>>

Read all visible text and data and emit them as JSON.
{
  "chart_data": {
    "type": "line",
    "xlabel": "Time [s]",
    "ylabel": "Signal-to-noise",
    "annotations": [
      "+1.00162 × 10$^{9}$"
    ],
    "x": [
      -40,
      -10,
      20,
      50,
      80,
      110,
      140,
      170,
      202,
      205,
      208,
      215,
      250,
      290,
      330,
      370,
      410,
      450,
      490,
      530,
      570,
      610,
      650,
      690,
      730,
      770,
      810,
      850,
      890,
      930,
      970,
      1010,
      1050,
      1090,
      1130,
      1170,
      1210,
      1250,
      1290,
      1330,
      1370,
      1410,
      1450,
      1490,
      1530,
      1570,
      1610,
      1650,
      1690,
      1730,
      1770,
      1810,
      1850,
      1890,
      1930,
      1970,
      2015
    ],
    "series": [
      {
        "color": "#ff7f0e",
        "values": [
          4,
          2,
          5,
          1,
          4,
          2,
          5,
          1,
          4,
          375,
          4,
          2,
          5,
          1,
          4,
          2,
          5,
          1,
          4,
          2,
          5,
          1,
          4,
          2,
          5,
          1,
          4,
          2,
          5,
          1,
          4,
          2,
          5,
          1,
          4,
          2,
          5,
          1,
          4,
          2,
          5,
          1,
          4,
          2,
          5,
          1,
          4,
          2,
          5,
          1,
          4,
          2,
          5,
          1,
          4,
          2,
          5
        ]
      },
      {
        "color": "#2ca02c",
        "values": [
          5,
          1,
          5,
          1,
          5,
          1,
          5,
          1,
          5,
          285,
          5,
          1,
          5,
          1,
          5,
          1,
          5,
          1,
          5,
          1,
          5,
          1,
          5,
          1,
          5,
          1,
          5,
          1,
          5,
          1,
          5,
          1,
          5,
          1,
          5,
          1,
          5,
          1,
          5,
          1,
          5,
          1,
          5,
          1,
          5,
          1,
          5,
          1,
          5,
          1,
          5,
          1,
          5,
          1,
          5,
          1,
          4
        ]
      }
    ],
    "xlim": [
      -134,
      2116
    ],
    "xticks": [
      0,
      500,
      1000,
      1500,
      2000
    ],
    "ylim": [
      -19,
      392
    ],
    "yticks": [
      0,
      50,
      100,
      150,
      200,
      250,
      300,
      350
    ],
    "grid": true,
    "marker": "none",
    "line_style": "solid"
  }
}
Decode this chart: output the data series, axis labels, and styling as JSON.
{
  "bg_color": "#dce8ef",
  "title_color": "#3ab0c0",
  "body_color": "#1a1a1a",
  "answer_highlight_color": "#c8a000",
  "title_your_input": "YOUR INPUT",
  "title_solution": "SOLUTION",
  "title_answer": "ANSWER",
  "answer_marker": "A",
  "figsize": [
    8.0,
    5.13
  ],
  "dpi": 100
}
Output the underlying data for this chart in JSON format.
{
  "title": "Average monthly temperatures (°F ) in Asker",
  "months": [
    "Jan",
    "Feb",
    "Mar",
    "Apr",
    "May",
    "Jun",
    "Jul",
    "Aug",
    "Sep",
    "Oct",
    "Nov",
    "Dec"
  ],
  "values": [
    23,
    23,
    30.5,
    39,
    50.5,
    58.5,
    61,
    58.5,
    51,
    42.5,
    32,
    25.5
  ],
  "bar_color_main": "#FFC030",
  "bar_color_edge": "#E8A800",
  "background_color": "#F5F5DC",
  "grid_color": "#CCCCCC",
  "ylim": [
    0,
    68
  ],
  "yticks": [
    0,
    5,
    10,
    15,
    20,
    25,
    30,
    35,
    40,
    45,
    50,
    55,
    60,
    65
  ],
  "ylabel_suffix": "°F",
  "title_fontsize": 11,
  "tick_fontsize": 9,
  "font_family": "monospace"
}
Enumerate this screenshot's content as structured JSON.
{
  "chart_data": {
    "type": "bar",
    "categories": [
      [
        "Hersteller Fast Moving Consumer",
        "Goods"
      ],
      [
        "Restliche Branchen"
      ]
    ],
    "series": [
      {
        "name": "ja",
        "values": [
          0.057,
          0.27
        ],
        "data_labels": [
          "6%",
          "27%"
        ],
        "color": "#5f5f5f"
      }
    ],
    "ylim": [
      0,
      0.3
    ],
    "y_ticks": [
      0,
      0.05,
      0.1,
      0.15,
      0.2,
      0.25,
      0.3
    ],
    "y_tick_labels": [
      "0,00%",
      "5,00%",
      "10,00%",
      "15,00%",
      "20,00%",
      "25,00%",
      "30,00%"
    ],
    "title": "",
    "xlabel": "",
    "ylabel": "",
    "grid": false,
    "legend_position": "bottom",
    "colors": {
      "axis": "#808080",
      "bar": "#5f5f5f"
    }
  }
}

<<

→ **Task**
Output the listing above exactly as it appears.

→ **Exercise response**
Read all visible text and data and emit them as JSON.
{
  "chart_data": {
    "type": "line",
    "xlabel": "Time [s]",
    "ylabel": "Signal-to-noise",
    "annotations": [
      "+1.00162 × 10$^{9}$"
    ],
    "x": [
      -40,
      -10,
      20,
      50,
      80,
      110,
      140,
      170,
      202,
      205,
      208,
      215,
      250,
      290,
      330,
      370,
      410,
      450,
      490,
      530,
      570,
      610,
      650,
      690,
      730,
      770,
      810,
      850,
      890,
      930,
      970,
      1010,
      1050,
      1090,
      1130,
      1170,
      1210,
      1250,
      1290,
      1330,
      1370,
      1410,
      1450,
      1490,
      1530,
      1570,
      1610,
      1650,
      1690,
      1730,
      1770,
      1810,
      1850,
      1890,
      1930,
      1970,
      2015
    ],
    "series": [
      {
        "color": "#ff7f0e",
        "values": [
          4,
          2,
          5,
          1,
          4,
          2,
          5,
          1,
          4,
          375,
          4,
          2,
          5,
          1,
          4,
          2,
          5,
          1,
          4,
          2,
          5,
          1,
          4,
          2,
          5,
          1,
          4,
          2,
          5,
          1,
          4,
          2,
          5,
          1,
          4,
          2,
          5,
          1,
          4,
          2,
          5,
          1,
          4,
          2,
          5,
          1,
          4,
          2,
          5,
          1,
          4,
          2,
          5,
          1,
          4,
          2,
          5
        ]
      },
      {
        "color": "#2ca02c",
        "values": [
          5,
          1,
          5,
          1,
          5,
          1,
          5,
          1,
          5,
          285,
          5,
          1,
          5,
          1,
          5,
          1,
          5,
          1,
          5,
          1,
          5,
          1,
          5,
          1,
          5,
          1,
          5,
          1,
          5,
          1,
          5,
          1,
          5,
          1,
          5,
          1,
          5,
          1,
          5,
          1,
          5,
          1,
          5,
          1,
          5,
          1,
          5,
          1,
          5,
          1,
          5,
          1,
          5,
          1,
          5,
          1,
          4
        ]
      }
    ],
    "xlim": [
      -134,
      2116
    ],
    "xticks": [
      0,
      500,
      1000,
      1500,
      2000
    ],
    "ylim": [
      -19,
      392
    ],
    "yticks": [
      0,
      50,
      100,
      150,
      200,
      250,
      300,
      350
    ],
    "grid": true,
    "marker": "none",
    "line_style": "solid"
  }
}
Decode this chart: output the data series, axis labels, and styling as JSON.
{
  "bg_color": "#dce8ef",
  "title_color": "#3ab0c0",
  "body_color": "#1a1a1a",
  "answer_highlight_color": "#c8a000",
  "title_your_input": "YOUR INPUT",
  "title_solution": "SOLUTION",
  "title_answer": "ANSWER",
  "answer_marker": "A",
  "figsize": [
    8.0,
    5.13
  ],
  "dpi": 100
}
Output the underlying data for this chart in JSON format.
{
  "title": "Average monthly temperatures (°F ) in Asker",
  "months": [
    "Jan",
    "Feb",
    "Mar",
    "Apr",
    "May",
    "Jun",
    "Jul",
    "Aug",
    "Sep",
    "Oct",
    "Nov",
    "Dec"
  ],
  "values": [
    23,
    23,
    30.5,
    39,
    50.5,
    58.5,
    61,
    58.5,
    51,
    42.5,
    32,
    25.5
  ],
  "bar_color_main": "#FFC030",
  "bar_color_edge": "#E8A800",
  "background_color": "#F5F5DC",
  "grid_color": "#CCCCCC",
  "ylim": [
    0,
    68
  ],
  "yticks": [
    0,
    5,
    10,
    15,
    20,
    25,
    30,
    35,
    40,
    45,
    50,
    55,
    60,
    65
  ],
  "ylabel_suffix": "°F",
  "title_fontsize": 11,
  "tick_fontsize": 9,
  "font_family": "monospace"
}
Enumerate this screenshot's content as structured JSON.
{
  "chart_data": {
    "type": "bar",
    "categories": [
      [
        "Hersteller Fast Moving Consumer",
        "Goods"
      ],
      [
        "Restliche Branchen"
      ]
    ],
    "series": [
      {
        "name": "ja",
        "values": [
          0.057,
          0.27
        ],
        "data_labels": [
          "6%",
          "27%"
        ],
        "color": "#5f5f5f"
      }
    ],
    "ylim": [
      0,
      0.3
    ],
    "y_ticks": [
      0,
      0.05,
      0.1,
      0.15,
      0.2,
      0.25,
      0.3
    ],
    "y_tick_labels": [
      "0,00%",
      "5,00%",
      "10,00%",
      "15,00%",
      "20,00%",
      "25,00%",
      "30,00%"
    ],
    "title": "",
    "xlabel": "",
    "ylabel": "",
    "grid": false,
    "legend_position": "bottom",
    "colors": {
      "axis": "#808080",
      "bar": "#5f5f5f"
    }
  }
}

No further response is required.